:: WRITTEN TASK ::
Copy the lines below verbatim, but only from the line containing "Output the text content of this document." through the end of the data.

:: DATASET EXCERPTS

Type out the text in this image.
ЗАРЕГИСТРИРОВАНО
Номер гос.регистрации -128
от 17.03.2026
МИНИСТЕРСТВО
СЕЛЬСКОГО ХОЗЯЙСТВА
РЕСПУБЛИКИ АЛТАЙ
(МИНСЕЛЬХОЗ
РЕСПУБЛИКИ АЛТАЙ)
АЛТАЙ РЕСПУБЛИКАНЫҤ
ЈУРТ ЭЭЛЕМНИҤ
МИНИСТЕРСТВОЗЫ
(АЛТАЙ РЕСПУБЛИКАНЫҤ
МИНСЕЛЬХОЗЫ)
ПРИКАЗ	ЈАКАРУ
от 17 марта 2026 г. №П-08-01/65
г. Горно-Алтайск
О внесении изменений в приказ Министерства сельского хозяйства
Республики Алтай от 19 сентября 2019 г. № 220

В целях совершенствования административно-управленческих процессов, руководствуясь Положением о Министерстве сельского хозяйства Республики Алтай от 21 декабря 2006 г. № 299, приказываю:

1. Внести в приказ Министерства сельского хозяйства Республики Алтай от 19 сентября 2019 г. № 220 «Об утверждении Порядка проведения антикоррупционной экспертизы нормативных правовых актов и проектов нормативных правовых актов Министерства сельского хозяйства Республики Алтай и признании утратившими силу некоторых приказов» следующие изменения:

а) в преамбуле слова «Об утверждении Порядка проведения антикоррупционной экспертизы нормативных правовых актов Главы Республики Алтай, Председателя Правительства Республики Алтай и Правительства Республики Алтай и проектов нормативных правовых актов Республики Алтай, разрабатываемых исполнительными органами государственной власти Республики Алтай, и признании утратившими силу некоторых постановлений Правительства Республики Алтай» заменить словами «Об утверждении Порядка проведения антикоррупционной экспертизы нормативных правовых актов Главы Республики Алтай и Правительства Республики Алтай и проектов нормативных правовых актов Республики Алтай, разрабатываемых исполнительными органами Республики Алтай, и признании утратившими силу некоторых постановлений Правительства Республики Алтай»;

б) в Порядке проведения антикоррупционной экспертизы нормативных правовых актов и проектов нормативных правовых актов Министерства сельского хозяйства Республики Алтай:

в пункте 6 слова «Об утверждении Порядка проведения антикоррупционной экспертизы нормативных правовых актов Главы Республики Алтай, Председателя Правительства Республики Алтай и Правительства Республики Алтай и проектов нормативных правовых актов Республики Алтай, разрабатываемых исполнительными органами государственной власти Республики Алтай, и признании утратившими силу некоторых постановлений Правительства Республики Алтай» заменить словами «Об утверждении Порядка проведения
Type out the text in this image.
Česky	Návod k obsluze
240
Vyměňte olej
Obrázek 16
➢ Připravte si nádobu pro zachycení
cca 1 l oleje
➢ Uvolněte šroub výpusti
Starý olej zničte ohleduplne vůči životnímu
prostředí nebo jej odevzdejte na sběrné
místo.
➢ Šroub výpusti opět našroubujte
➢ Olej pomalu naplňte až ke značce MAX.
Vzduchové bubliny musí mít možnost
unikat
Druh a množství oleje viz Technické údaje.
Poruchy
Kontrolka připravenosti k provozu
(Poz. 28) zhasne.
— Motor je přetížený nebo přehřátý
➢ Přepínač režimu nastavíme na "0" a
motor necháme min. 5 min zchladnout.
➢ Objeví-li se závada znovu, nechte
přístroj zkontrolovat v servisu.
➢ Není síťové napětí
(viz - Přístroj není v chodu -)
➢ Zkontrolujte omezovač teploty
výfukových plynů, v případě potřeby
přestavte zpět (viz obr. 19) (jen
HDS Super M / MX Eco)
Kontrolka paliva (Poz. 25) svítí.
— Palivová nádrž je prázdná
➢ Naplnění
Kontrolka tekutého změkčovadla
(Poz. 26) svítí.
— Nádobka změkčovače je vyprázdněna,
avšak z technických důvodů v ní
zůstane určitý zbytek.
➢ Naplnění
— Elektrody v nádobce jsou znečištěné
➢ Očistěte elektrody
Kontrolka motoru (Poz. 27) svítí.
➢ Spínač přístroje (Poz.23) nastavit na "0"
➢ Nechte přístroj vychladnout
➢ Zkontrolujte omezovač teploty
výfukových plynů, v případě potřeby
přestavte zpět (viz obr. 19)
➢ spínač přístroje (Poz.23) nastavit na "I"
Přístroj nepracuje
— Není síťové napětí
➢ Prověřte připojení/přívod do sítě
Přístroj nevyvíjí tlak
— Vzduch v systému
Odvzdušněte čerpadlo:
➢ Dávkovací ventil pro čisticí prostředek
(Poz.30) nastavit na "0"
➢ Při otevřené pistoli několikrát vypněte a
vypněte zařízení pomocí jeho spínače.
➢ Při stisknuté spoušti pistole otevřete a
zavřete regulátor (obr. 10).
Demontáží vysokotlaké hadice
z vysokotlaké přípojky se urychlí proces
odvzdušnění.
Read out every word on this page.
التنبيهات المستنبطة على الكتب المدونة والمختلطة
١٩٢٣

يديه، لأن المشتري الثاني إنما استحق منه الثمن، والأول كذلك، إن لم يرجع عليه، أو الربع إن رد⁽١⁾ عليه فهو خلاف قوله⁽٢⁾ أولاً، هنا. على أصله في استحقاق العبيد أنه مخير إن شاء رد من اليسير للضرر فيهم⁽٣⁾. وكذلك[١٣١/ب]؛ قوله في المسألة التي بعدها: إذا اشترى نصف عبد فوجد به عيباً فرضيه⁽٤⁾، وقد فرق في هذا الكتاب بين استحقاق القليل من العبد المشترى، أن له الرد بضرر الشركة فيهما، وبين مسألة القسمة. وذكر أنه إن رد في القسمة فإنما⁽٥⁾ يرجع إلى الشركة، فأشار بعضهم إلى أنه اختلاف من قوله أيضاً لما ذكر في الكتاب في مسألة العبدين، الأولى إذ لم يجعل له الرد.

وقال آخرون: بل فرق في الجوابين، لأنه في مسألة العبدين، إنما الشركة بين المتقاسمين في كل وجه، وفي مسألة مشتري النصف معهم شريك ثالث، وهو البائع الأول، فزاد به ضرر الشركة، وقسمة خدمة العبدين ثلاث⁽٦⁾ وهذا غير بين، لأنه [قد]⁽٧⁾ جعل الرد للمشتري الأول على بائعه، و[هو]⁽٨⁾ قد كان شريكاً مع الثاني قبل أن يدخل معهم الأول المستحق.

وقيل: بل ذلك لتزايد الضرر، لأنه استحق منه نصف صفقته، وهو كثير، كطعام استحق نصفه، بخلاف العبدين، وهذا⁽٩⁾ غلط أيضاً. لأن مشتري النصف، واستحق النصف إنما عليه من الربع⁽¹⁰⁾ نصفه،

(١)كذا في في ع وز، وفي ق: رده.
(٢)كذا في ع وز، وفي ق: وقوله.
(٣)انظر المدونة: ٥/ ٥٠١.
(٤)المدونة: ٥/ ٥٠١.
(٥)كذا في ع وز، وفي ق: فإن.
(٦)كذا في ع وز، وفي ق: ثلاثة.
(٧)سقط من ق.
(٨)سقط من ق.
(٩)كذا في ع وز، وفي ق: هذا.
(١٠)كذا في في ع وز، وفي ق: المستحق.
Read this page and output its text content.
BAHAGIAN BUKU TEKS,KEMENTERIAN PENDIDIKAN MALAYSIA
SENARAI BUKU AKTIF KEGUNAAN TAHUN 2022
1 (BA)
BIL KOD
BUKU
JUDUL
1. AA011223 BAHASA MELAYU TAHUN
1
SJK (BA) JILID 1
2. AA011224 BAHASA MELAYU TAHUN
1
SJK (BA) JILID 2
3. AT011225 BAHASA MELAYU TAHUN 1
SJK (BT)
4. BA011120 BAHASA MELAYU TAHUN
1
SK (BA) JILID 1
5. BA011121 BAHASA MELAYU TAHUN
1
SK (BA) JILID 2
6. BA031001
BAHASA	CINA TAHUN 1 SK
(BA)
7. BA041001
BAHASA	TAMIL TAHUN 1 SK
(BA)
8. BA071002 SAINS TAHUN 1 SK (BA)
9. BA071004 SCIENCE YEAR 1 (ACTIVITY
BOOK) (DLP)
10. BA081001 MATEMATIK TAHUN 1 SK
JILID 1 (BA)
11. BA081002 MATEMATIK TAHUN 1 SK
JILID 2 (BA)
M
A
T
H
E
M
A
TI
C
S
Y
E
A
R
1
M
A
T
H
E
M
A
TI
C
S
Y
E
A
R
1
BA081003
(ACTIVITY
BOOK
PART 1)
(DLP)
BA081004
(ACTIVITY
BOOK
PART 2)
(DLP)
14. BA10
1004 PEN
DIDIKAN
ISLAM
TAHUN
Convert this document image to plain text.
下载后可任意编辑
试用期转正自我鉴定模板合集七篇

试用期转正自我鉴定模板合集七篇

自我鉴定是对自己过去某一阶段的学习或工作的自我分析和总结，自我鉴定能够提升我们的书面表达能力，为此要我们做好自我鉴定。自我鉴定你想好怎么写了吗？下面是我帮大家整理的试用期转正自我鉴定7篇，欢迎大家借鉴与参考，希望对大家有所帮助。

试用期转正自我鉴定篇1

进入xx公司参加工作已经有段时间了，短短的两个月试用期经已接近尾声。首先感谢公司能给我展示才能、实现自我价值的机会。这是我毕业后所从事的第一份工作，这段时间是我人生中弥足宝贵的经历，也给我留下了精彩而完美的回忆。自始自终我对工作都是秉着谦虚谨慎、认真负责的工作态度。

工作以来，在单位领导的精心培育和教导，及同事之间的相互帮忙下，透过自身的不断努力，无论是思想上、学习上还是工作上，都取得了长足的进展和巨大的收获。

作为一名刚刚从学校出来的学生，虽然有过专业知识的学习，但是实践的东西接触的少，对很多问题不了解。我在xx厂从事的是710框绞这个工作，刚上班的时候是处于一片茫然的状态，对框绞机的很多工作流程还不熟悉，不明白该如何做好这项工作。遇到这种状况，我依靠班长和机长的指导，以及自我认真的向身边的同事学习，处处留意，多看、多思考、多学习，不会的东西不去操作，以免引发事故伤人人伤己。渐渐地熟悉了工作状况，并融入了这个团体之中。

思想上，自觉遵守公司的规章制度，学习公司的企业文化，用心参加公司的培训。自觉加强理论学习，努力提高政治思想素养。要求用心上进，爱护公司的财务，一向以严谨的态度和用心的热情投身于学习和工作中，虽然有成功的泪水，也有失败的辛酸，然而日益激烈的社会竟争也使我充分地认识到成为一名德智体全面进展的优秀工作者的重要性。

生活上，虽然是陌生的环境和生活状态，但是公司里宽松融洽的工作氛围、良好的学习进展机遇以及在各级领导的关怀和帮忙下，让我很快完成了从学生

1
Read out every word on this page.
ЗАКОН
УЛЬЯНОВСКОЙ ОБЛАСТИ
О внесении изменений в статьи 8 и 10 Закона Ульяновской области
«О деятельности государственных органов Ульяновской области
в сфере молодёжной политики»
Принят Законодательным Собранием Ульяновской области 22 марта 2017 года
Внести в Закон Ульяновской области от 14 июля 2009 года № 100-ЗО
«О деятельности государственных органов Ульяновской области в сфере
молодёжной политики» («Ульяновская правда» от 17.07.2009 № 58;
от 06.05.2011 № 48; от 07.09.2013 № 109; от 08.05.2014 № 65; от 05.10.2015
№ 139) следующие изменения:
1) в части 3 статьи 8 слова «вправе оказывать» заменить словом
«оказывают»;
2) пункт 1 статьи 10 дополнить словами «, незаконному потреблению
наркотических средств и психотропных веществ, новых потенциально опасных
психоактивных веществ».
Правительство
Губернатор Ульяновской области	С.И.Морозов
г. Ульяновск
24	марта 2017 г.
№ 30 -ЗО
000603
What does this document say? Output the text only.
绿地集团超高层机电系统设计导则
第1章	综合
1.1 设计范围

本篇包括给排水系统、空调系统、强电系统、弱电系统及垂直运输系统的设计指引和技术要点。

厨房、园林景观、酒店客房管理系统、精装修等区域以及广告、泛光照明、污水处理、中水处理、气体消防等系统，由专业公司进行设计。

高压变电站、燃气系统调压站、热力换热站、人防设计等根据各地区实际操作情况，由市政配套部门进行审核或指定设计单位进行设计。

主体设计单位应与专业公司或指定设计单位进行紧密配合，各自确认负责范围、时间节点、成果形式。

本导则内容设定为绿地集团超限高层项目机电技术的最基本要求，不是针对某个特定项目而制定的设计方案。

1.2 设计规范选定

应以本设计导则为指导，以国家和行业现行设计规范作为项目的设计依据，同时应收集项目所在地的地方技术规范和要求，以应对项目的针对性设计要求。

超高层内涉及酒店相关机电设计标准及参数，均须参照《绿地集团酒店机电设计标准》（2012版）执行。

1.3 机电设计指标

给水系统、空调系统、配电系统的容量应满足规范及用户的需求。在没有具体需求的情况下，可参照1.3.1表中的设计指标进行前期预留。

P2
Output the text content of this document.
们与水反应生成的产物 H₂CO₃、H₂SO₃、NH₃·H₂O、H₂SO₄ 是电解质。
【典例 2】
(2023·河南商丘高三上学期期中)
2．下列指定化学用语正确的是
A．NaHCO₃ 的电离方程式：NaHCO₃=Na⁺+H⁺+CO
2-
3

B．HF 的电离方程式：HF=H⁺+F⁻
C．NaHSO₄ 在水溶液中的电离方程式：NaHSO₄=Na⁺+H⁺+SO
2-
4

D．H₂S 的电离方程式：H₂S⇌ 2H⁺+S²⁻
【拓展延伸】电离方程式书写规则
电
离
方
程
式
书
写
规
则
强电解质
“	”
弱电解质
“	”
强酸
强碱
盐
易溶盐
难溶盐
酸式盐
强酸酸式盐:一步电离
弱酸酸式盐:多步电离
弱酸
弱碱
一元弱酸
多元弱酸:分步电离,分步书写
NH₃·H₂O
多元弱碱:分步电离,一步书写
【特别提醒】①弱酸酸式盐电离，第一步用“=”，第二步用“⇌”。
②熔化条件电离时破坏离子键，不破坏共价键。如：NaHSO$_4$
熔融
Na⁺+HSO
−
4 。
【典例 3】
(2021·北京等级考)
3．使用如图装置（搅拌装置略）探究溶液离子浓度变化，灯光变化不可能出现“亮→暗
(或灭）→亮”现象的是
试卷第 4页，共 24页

::::

:: ANSWER FOR THIS EXERCISE ::
Output the text content of this document.
们与水反应生成的产物 H₂CO₃、H₂SO₃、NH₃·H₂O、H₂SO₄ 是电解质。
【典例 2】
(2023·河南商丘高三上学期期中)
2．下列指定化学用语正确的是
A．NaHCO₃ 的电离方程式：NaHCO₃=Na⁺+H⁺+CO
2-
3

B．HF 的电离方程式：HF=H⁺+F⁻
C．NaHSO₄ 在水溶液中的电离方程式：NaHSO₄=Na⁺+H⁺+SO
2-
4

D．H₂S 的电离方程式：H₂S⇌ 2H⁺+S²⁻
【拓展延伸】电离方程式书写规则
电
离
方
程
式
书
写
规
则
强电解质
“	”
弱电解质
“	”
强酸
强碱
盐
易溶盐
难溶盐
酸式盐
强酸酸式盐:一步电离
弱酸酸式盐:多步电离
弱酸
弱碱
一元弱酸
多元弱酸:分步电离,分步书写
NH₃·H₂O
多元弱碱:分步电离,一步书写
【特别提醒】①弱酸酸式盐电离，第一步用“=”，第二步用“⇌”。
②熔化条件电离时破坏离子键，不破坏共价键。如：NaHSO$_4$
熔融
Na⁺+HSO
−
4 。
【典例 3】
(2021·北京等级考)
3．使用如图装置（搅拌装置略）探究溶液离子浓度变化，灯光变化不可能出现“亮→暗
(或灭）→亮”现象的是
试卷第 4页，共 24页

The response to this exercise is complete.